Goal of the exercise – Pictures don't belong in the copy; print all the records exactly.

Recorded data

#####

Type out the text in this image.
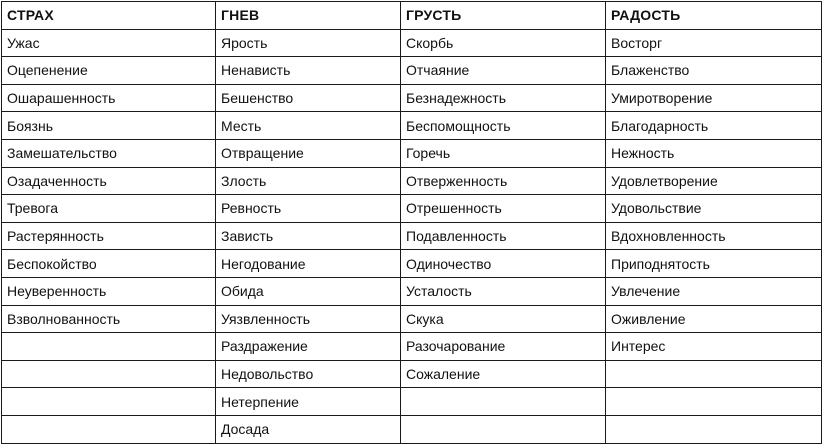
СТРАХ	ГНЕВ	ГРУСТЬ	РАДОСТЬ
Ужас	Ярость	Скорбь	Восторг
Оцепенение	Ненависть	Отчаяние	Блаженство
Ошарашенность	Бешенство	Безнадежность	Умиротворение
Боязнь	Месть	Беспомощность	Благодарность
Замешательство	Отвращение	Горечь	Нежность
Озадаченность	Злость	Отверженность	Удовлетворение
Тревога	Ревность	Отрешенность	Удовольствие
Растерянность	Зависть	Подавленность	Вдохновленность
Беспокойство	Негодование	Одиночество	Приподнятость
Неуверенность	Обида	Усталость	Увлечение
Взволнованность	Уязвленность	Скука	Оживление
	Раздражение	Разочарование	Интерес
	Недовольство	Сожаление	
	Нетерпение		
	Досада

#####

In response –
Type out the text in this image.
СТРАХ	ГНЕВ	ГРУСТЬ	РАДОСТЬ
Ужас	Ярость	Скорбь	Восторг
Оцепенение	Ненависть	Отчаяние	Блаженство
Ошарашенность	Бешенство	Безнадежность	Умиротворение
Боязнь	Месть	Беспомощность	Благодарность
Замешательство	Отвращение	Горечь	Нежность
Озадаченность	Злость	Отверженность	Удовлетворение
Тревога	Ревность	Отрешенность	Удовольствие
Растерянность	Зависть	Подавленность	Вдохновленность
Беспокойство	Негодование	Одиночество	Приподнятость
Неуверенность	Обида	Усталость	Увлечение
Взволнованность	Уязвленность	Скука	Оживление
	Раздражение	Разочарование	Интерес
	Недовольство	Сожаление	
	Нетерпение		
	Досада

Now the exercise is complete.